▸ SET PROBLEM
Output every entry exactly as written, skipping any pictures.

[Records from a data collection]
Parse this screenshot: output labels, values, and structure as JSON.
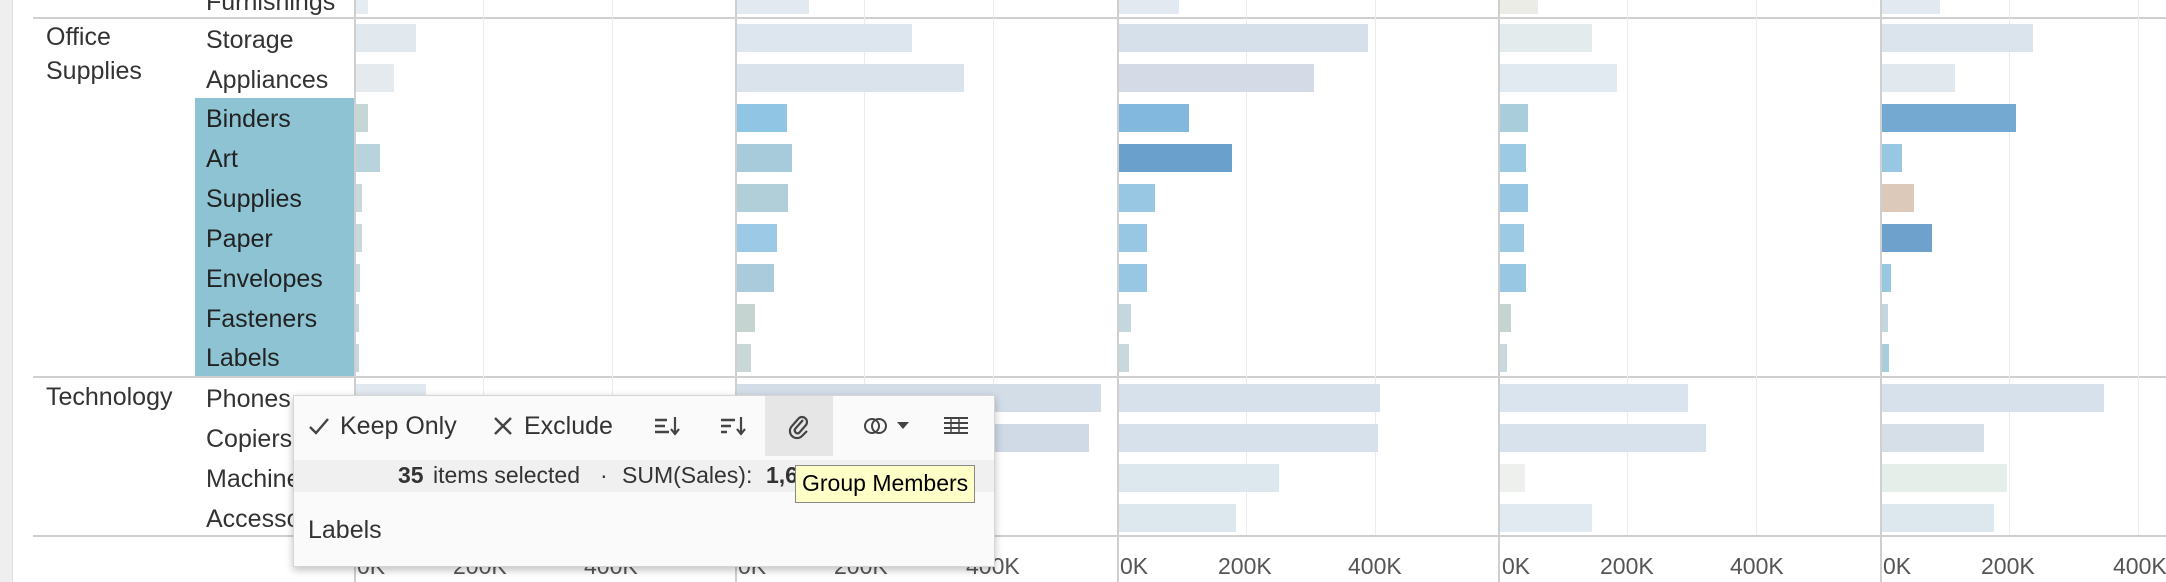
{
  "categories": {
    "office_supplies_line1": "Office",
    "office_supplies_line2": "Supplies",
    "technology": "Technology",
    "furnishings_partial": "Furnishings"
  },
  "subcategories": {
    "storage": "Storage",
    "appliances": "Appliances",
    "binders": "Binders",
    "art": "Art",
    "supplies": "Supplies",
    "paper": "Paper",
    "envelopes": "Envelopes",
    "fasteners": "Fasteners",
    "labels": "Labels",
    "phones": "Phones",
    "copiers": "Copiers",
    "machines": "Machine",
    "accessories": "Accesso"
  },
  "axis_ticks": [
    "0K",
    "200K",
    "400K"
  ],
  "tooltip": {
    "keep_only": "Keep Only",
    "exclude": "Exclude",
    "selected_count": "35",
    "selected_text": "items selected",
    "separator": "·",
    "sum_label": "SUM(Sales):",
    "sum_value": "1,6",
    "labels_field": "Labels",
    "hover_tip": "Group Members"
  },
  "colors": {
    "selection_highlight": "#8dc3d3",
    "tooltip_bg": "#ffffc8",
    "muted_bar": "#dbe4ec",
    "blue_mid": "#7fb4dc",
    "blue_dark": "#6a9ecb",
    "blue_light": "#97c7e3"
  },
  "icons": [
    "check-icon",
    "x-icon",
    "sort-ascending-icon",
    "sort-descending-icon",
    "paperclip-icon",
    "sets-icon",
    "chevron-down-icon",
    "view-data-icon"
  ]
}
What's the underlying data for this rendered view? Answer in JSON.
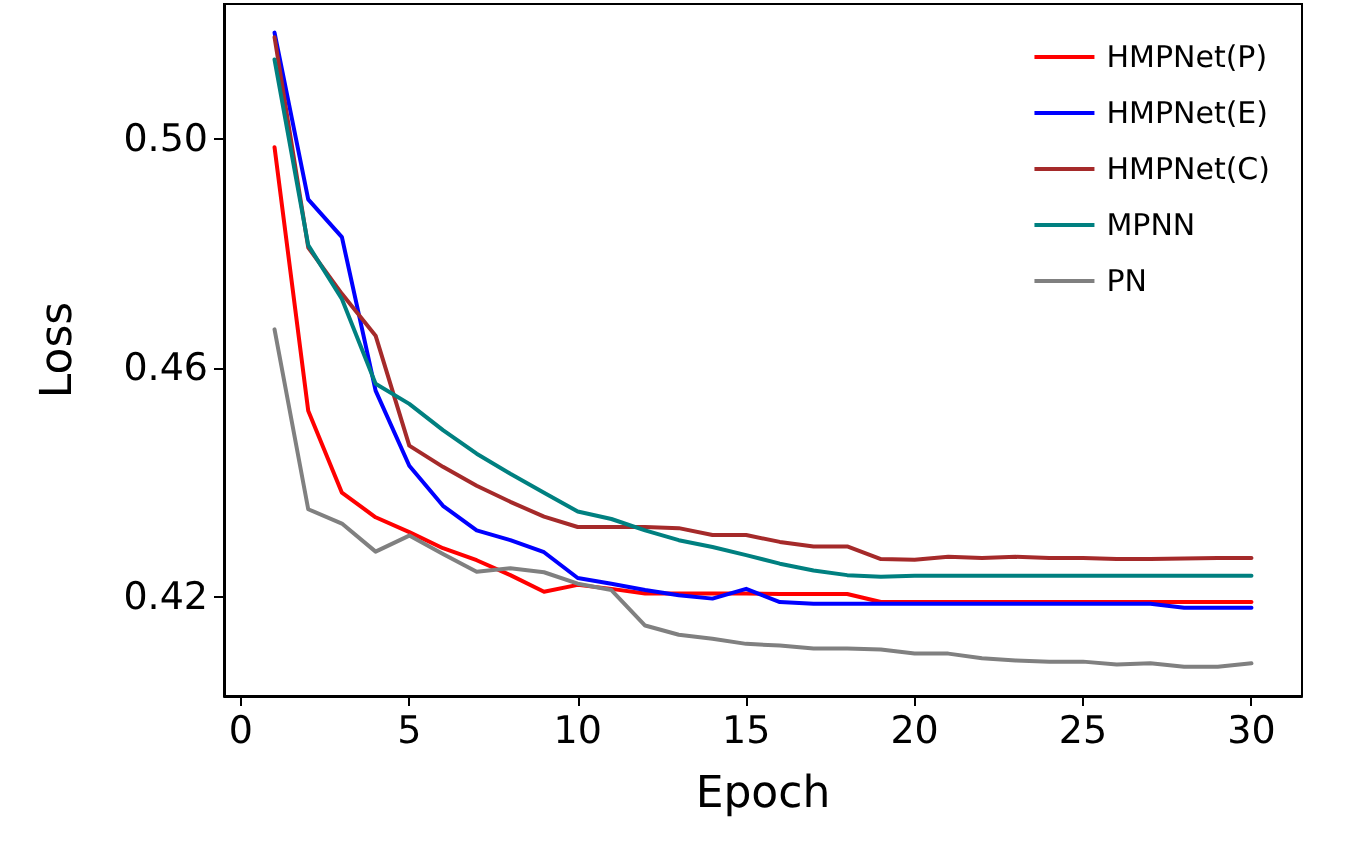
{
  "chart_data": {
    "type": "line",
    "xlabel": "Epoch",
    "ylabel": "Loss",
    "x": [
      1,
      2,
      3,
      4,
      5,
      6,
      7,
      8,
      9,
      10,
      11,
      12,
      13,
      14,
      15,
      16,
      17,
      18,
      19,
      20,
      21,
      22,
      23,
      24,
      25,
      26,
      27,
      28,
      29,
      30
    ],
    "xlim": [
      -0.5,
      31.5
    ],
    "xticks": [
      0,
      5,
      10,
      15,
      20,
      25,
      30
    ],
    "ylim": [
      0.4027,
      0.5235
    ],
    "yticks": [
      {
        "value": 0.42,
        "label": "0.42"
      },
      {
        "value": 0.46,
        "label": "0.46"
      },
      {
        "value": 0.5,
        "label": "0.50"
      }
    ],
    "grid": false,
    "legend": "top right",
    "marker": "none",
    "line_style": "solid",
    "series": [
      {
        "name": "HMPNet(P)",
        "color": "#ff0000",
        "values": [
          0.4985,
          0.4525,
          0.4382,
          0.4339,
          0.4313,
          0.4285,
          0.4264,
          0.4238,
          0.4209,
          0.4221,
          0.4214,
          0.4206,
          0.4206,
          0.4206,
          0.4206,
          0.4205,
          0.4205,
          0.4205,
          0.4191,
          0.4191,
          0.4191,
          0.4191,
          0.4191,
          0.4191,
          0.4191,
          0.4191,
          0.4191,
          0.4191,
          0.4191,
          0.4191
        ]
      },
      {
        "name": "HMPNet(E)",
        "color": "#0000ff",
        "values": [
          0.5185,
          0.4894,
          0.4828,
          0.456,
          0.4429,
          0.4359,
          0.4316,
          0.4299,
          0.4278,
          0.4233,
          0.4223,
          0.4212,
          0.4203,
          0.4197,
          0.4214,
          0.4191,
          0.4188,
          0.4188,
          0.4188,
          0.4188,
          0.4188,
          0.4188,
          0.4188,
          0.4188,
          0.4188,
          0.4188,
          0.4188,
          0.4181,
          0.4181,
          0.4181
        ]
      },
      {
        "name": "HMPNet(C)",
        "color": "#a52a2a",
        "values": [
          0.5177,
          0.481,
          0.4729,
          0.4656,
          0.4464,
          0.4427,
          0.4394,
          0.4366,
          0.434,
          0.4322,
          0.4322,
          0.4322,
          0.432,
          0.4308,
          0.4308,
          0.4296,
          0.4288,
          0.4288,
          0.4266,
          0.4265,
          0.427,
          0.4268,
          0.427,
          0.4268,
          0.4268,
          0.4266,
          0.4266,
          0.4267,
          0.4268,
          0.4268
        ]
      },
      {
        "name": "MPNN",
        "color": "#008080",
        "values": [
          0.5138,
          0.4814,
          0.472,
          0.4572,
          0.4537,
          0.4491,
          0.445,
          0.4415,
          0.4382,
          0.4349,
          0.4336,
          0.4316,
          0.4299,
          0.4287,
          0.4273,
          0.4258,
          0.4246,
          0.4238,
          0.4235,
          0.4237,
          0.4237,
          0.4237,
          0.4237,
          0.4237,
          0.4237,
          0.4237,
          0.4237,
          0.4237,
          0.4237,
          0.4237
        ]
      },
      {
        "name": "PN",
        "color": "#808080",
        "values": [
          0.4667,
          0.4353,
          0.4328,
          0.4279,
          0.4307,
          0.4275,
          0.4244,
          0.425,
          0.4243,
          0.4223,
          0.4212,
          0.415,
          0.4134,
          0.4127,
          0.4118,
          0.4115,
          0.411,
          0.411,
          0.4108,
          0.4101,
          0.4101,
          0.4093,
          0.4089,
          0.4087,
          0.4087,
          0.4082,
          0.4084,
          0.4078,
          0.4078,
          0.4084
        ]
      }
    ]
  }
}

▸ RESULT FOR THIS TASK
Parse this screenshot: output labels, values, and structure as JSON.
{
  "categories": {
    "office_supplies_line1": "Office",
    "office_supplies_line2": "Supplies",
    "technology": "Technology",
    "furnishings_partial": "Furnishings"
  },
  "subcategories": {
    "storage": "Storage",
    "appliances": "Appliances",
    "binders": "Binders",
    "art": "Art",
    "supplies": "Supplies",
    "paper": "Paper",
    "envelopes": "Envelopes",
    "fasteners": "Fasteners",
    "labels": "Labels",
    "phones": "Phones",
    "copiers": "Copiers",
    "machines": "Machine",
    "accessories": "Accesso"
  },
  "axis_ticks": [
    "0K",
    "200K",
    "400K"
  ],
  "tooltip": {
    "keep_only": "Keep Only",
    "exclude": "Exclude",
    "selected_count": "35",
    "selected_text": "items selected",
    "separator": "·",
    "sum_label": "SUM(Sales):",
    "sum_value": "1,6",
    "labels_field": "Labels",
    "hover_tip": "Group Members"
  },
  "colors": {
    "selection_highlight": "#8dc3d3",
    "tooltip_bg": "#ffffc8",
    "muted_bar": "#dbe4ec",
    "blue_mid": "#7fb4dc",
    "blue_dark": "#6a9ecb",
    "blue_light": "#97c7e3"
  },
  "icons": [
    "check-icon",
    "x-icon",
    "sort-ascending-icon",
    "sort-descending-icon",
    "paperclip-icon",
    "sets-icon",
    "chevron-down-icon",
    "view-data-icon"
  ]
}
What's the underlying data for this rendered view? Answer in JSON.
{
  "chart_data": {
    "type": "line",
    "xlabel": "Epoch",
    "ylabel": "Loss",
    "x": [
      1,
      2,
      3,
      4,
      5,
      6,
      7,
      8,
      9,
      10,
      11,
      12,
      13,
      14,
      15,
      16,
      17,
      18,
      19,
      20,
      21,
      22,
      23,
      24,
      25,
      26,
      27,
      28,
      29,
      30
    ],
    "xlim": [
      -0.5,
      31.5
    ],
    "xticks": [
      0,
      5,
      10,
      15,
      20,
      25,
      30
    ],
    "ylim": [
      0.4027,
      0.5235
    ],
    "yticks": [
      {
        "value": 0.42,
        "label": "0.42"
      },
      {
        "value": 0.46,
        "label": "0.46"
      },
      {
        "value": 0.5,
        "label": "0.50"
      }
    ],
    "grid": false,
    "legend": "top right",
    "marker": "none",
    "line_style": "solid",
    "series": [
      {
        "name": "HMPNet(P)",
        "color": "#ff0000",
        "values": [
          0.4985,
          0.4525,
          0.4382,
          0.4339,
          0.4313,
          0.4285,
          0.4264,
          0.4238,
          0.4209,
          0.4221,
          0.4214,
          0.4206,
          0.4206,
          0.4206,
          0.4206,
          0.4205,
          0.4205,
          0.4205,
          0.4191,
          0.4191,
          0.4191,
          0.4191,
          0.4191,
          0.4191,
          0.4191,
          0.4191,
          0.4191,
          0.4191,
          0.4191,
          0.4191
        ]
      },
      {
        "name": "HMPNet(E)",
        "color": "#0000ff",
        "values": [
          0.5185,
          0.4894,
          0.4828,
          0.456,
          0.4429,
          0.4359,
          0.4316,
          0.4299,
          0.4278,
          0.4233,
          0.4223,
          0.4212,
          0.4203,
          0.4197,
          0.4214,
          0.4191,
          0.4188,
          0.4188,
          0.4188,
          0.4188,
          0.4188,
          0.4188,
          0.4188,
          0.4188,
          0.4188,
          0.4188,
          0.4188,
          0.4181,
          0.4181,
          0.4181
        ]
      },
      {
        "name": "HMPNet(C)",
        "color": "#a52a2a",
        "values": [
          0.5177,
          0.481,
          0.4729,
          0.4656,
          0.4464,
          0.4427,
          0.4394,
          0.4366,
          0.434,
          0.4322,
          0.4322,
          0.4322,
          0.432,
          0.4308,
          0.4308,
          0.4296,
          0.4288,
          0.4288,
          0.4266,
          0.4265,
          0.427,
          0.4268,
          0.427,
          0.4268,
          0.4268,
          0.4266,
          0.4266,
          0.4267,
          0.4268,
          0.4268
        ]
      },
      {
        "name": "MPNN",
        "color": "#008080",
        "values": [
          0.5138,
          0.4814,
          0.472,
          0.4572,
          0.4537,
          0.4491,
          0.445,
          0.4415,
          0.4382,
          0.4349,
          0.4336,
          0.4316,
          0.4299,
          0.4287,
          0.4273,
          0.4258,
          0.4246,
          0.4238,
          0.4235,
          0.4237,
          0.4237,
          0.4237,
          0.4237,
          0.4237,
          0.4237,
          0.4237,
          0.4237,
          0.4237,
          0.4237,
          0.4237
        ]
      },
      {
        "name": "PN",
        "color": "#808080",
        "values": [
          0.4667,
          0.4353,
          0.4328,
          0.4279,
          0.4307,
          0.4275,
          0.4244,
          0.425,
          0.4243,
          0.4223,
          0.4212,
          0.415,
          0.4134,
          0.4127,
          0.4118,
          0.4115,
          0.411,
          0.411,
          0.4108,
          0.4101,
          0.4101,
          0.4093,
          0.4089,
          0.4087,
          0.4087,
          0.4082,
          0.4084,
          0.4078,
          0.4078,
          0.4084
        ]
      }
    ]
  }
}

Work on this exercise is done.